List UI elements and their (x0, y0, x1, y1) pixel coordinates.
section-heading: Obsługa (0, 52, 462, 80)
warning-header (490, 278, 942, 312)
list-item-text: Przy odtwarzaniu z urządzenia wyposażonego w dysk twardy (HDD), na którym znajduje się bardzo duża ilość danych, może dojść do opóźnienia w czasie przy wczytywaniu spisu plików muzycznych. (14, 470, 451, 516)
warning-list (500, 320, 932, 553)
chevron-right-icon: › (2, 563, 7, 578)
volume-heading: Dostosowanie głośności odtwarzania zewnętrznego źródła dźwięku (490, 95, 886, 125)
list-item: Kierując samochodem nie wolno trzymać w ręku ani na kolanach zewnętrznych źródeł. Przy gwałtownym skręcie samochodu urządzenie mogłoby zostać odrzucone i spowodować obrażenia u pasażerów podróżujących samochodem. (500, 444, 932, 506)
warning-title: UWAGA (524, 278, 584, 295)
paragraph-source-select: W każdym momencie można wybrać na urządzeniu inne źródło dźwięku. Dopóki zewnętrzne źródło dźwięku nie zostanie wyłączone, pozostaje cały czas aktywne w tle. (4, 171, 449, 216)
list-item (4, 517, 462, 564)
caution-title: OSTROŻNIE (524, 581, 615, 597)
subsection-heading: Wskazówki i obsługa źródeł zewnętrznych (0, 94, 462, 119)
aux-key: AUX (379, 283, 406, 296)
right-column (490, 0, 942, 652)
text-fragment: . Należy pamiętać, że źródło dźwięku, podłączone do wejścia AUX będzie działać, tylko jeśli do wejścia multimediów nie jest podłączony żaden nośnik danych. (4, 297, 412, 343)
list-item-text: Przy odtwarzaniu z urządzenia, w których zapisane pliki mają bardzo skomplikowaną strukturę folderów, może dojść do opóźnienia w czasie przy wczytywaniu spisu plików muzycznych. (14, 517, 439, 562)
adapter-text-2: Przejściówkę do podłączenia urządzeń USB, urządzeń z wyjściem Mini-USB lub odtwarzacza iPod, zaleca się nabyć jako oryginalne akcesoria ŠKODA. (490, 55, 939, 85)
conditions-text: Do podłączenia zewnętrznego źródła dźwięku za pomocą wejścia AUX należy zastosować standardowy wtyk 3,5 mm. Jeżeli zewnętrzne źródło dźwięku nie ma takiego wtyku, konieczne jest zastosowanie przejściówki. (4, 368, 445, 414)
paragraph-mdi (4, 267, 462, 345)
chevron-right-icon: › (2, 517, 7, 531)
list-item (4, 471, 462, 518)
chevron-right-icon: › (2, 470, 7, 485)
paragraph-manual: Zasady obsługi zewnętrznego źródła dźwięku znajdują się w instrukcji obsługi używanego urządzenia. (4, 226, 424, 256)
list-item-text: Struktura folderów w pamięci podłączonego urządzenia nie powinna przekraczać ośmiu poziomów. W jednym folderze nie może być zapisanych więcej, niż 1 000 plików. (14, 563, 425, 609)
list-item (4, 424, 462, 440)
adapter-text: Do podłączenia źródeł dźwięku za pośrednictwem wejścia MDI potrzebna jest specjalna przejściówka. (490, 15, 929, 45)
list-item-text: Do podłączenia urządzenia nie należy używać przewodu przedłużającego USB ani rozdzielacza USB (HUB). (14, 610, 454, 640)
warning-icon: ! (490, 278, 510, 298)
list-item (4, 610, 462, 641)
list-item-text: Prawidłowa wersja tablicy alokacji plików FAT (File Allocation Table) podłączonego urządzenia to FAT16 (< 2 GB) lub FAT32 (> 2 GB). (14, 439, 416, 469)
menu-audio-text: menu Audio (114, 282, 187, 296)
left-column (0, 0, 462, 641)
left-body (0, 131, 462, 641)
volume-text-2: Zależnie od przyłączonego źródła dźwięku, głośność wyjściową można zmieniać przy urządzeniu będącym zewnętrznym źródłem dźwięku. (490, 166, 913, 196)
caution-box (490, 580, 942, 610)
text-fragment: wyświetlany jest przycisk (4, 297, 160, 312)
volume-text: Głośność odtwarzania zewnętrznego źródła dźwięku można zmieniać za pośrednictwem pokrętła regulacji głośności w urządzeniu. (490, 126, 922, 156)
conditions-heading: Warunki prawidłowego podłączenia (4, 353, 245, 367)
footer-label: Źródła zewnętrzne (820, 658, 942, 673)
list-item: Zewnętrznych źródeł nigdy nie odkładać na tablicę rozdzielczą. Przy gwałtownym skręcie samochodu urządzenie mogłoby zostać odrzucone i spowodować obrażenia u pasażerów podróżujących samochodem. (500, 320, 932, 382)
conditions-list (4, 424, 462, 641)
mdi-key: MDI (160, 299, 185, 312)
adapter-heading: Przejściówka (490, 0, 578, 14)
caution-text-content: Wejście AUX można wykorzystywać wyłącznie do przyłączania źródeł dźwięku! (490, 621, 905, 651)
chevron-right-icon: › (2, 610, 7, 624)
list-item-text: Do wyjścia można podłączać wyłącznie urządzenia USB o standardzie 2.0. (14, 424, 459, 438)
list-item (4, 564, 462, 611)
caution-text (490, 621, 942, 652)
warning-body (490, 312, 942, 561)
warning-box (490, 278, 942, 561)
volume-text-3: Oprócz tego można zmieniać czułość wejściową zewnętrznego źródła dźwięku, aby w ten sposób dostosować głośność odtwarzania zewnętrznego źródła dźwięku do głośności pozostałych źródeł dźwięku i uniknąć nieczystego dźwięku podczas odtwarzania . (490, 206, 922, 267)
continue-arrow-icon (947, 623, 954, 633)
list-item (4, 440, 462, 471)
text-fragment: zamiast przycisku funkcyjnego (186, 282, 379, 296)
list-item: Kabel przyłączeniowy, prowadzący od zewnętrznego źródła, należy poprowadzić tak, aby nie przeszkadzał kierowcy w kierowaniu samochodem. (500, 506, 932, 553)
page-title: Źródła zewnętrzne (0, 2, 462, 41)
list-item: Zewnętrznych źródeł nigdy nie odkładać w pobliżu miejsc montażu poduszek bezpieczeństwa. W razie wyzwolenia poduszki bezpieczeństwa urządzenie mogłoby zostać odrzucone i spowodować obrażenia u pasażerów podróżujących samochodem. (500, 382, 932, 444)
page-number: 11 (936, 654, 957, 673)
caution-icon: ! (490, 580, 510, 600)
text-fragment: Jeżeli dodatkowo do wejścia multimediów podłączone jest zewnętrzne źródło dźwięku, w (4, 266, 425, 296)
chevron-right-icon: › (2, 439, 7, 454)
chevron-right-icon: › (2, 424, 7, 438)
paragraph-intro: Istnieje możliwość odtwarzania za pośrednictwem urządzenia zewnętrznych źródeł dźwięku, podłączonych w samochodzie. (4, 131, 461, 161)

| WHAT YOU NEED TO DO |
Renumber each line of the listing above as a numbered list, omitting blank lines.

| SOLUTION TO THIS TASK |
1. List UI elements and their (x0, y0, x1, y1) pixel coordinates.
2. section-heading: Obsługa (0, 52, 462, 80)
3. warning-header (490, 278, 942, 312)
4. list-item-text: Przy odtwarzaniu z urządzenia wyposażonego w dysk twardy (HDD), na którym znajduje się bardzo duża ilość danych, może dojść do opóźnienia w czasie przy wczytywaniu spisu plików muzycznych. (14, 470, 451, 516)
5. warning-list (500, 320, 932, 553)
6. chevron-right-icon: › (2, 563, 7, 578)
7. volume-heading: Dostosowanie głośności odtwarzania zewnętrznego źródła dźwięku (490, 95, 886, 125)
8. list-item: Kierując samochodem nie wolno trzymać w ręku ani na kolanach zewnętrznych źródeł. Przy gwałtownym skręcie samochodu urządzenie mogłoby zostać odrzucone i spowodować obrażenia u pasażerów podróżujących samochodem. (500, 444, 932, 506)
9. warning-title: UWAGA (524, 278, 584, 295)
10. paragraph-source-select: W każdym momencie można wybrać na urządzeniu inne źródło dźwięku. Dopóki zewnętrzne źródło dźwięku nie zostanie wyłączone, pozostaje cały czas aktywne w tle. (4, 171, 449, 216)
11. list-item (4, 517, 462, 564)
12. caution-title: OSTROŻNIE (524, 581, 615, 597)
13. subsection-heading: Wskazówki i obsługa źródeł zewnętrznych (0, 94, 462, 119)
14. aux-key: AUX (379, 283, 406, 296)
15. right-column (490, 0, 942, 652)
16. text-fragment: . Należy pamiętać, że źródło dźwięku, podłączone do wejścia AUX będzie działać, tylko jeśli do wejścia multimediów nie jest podłączony żaden nośnik danych. (4, 297, 412, 343)
17. list-item-text: Przy odtwarzaniu z urządzenia, w których zapisane pliki mają bardzo skomplikowaną strukturę folderów, może dojść do opóźnienia w czasie przy wczytywaniu spisu plików muzycznych. (14, 517, 439, 562)
18. adapter-text-2: Przejściówkę do podłączenia urządzeń USB, urządzeń z wyjściem Mini-USB lub odtwarzacza iPod, zaleca się nabyć jako oryginalne akcesoria ŠKODA. (490, 55, 939, 85)
19. conditions-text: Do podłączenia zewnętrznego źródła dźwięku za pomocą wejścia AUX należy zastosować standardowy wtyk 3,5 mm. Jeżeli zewnętrzne źródło dźwięku nie ma takiego wtyku, konieczne jest zastosowanie przejściówki. (4, 368, 445, 414)
20. paragraph-mdi (4, 267, 462, 345)
21. chevron-right-icon: › (2, 517, 7, 531)
22. list-item (4, 471, 462, 518)
23. chevron-right-icon: › (2, 470, 7, 485)
24. paragraph-manual: Zasady obsługi zewnętrznego źródła dźwięku znajdują się w instrukcji obsługi używanego urządzenia. (4, 226, 424, 256)
25. list-item-text: Struktura folderów w pamięci podłączonego urządzenia nie powinna przekraczać ośmiu poziomów. W jednym folderze nie może być zapisanych więcej, niż 1 000 plików. (14, 563, 425, 609)
26. list-item (4, 424, 462, 440)
27. adapter-text: Do podłączenia źródeł dźwięku za pośrednictwem wejścia MDI potrzebna jest specjalna przejściówka. (490, 15, 929, 45)
28. list-item-text: Do podłączenia urządzenia nie należy używać przewodu przedłużającego USB ani rozdzielacza USB (HUB). (14, 610, 454, 640)
29. warning-icon: ! (490, 278, 510, 298)
30. list-item (4, 610, 462, 641)
31. list-item-text: Prawidłowa wersja tablicy alokacji plików FAT (File Allocation Table) podłączonego urządzenia to FAT16 (< 2 GB) lub FAT32 (> 2 GB). (14, 439, 416, 469)
32. menu-audio-text: menu Audio (114, 282, 187, 296)
33. left-column (0, 0, 462, 641)
34. left-body (0, 131, 462, 641)
35. volume-text-2: Zależnie od przyłączonego źródła dźwięku, głośność wyjściową można zmieniać przy urządzeniu będącym zewnętrznym źródłem dźwięku. (490, 166, 913, 196)
36. caution-box (490, 580, 942, 610)
37. text-fragment: wyświetlany jest przycisk (4, 297, 160, 312)
38. volume-text: Głośność odtwarzania zewnętrznego źródła dźwięku można zmieniać za pośrednictwem pokrętła regulacji głośności w urządzeniu. (490, 126, 922, 156)
39. conditions-heading: Warunki prawidłowego podłączenia (4, 353, 245, 367)
40. footer-label: Źródła zewnętrzne (820, 658, 942, 673)
41. list-item: Zewnętrznych źródeł nigdy nie odkładać na tablicę rozdzielczą. Przy gwałtownym skręcie samochodu urządzenie mogłoby zostać odrzucone i spowodować obrażenia u pasażerów podróżujących samochodem. (500, 320, 932, 382)
42. conditions-list (4, 424, 462, 641)
43. mdi-key: MDI (160, 299, 185, 312)
44. adapter-heading: Przejściówka (490, 0, 578, 14)
45. caution-text-content: Wejście AUX można wykorzystywać wyłącznie do przyłączania źródeł dźwięku! (490, 621, 905, 651)
46. chevron-right-icon: › (2, 610, 7, 624)
47. list-item-text: Do wyjścia można podłączać wyłącznie urządzenia USB o standardzie 2.0. (14, 424, 459, 438)
48. list-item (4, 564, 462, 611)
49. caution-text (490, 621, 942, 652)
50. warning-body (490, 312, 942, 561)
51. warning-box (490, 278, 942, 561)
52. volume-text-3: Oprócz tego można zmieniać czułość wejściową zewnętrznego źródła dźwięku, aby w ten sposób dostosować głośność odtwarzania zewnętrznego źródła dźwięku do głośności pozostałych źródeł dźwięku i uniknąć nieczystego dźwięku podczas odtwarzania . (490, 206, 922, 267)
53. continue-arrow-icon (947, 623, 954, 633)
54. list-item (4, 440, 462, 471)
55. text-fragment: zamiast przycisku funkcyjnego (186, 282, 379, 296)
56. list-item: Kabel przyłączeniowy, prowadzący od zewnętrznego źródła, należy poprowadzić tak, aby nie przeszkadzał kierowcy w kierowaniu samochodem. (500, 506, 932, 553)
57. page-title: Źródła zewnętrzne (0, 2, 462, 41)
58. list-item: Zewnętrznych źródeł nigdy nie odkładać w pobliżu miejsc montażu poduszek bezpieczeństwa. W razie wyzwolenia poduszki bezpieczeństwa urządzenie mogłoby zostać odrzucone i spowodować obrażenia u pasażerów podróżujących samochodem. (500, 382, 932, 444)
59. page-number: 11 (936, 654, 957, 673)
60. caution-icon: ! (490, 580, 510, 600)
61. text-fragment: Jeżeli dodatkowo do wejścia multimediów podłączone jest zewnętrzne źródło dźwięku, w (4, 266, 425, 296)
62. chevron-right-icon: › (2, 439, 7, 454)
63. chevron-right-icon: › (2, 424, 7, 438)
64. paragraph-intro: Istnieje możliwość odtwarzania za pośrednictwem urządzenia zewnętrznych źródeł dźwięku, podłączonych w samochodzie. (4, 131, 461, 161)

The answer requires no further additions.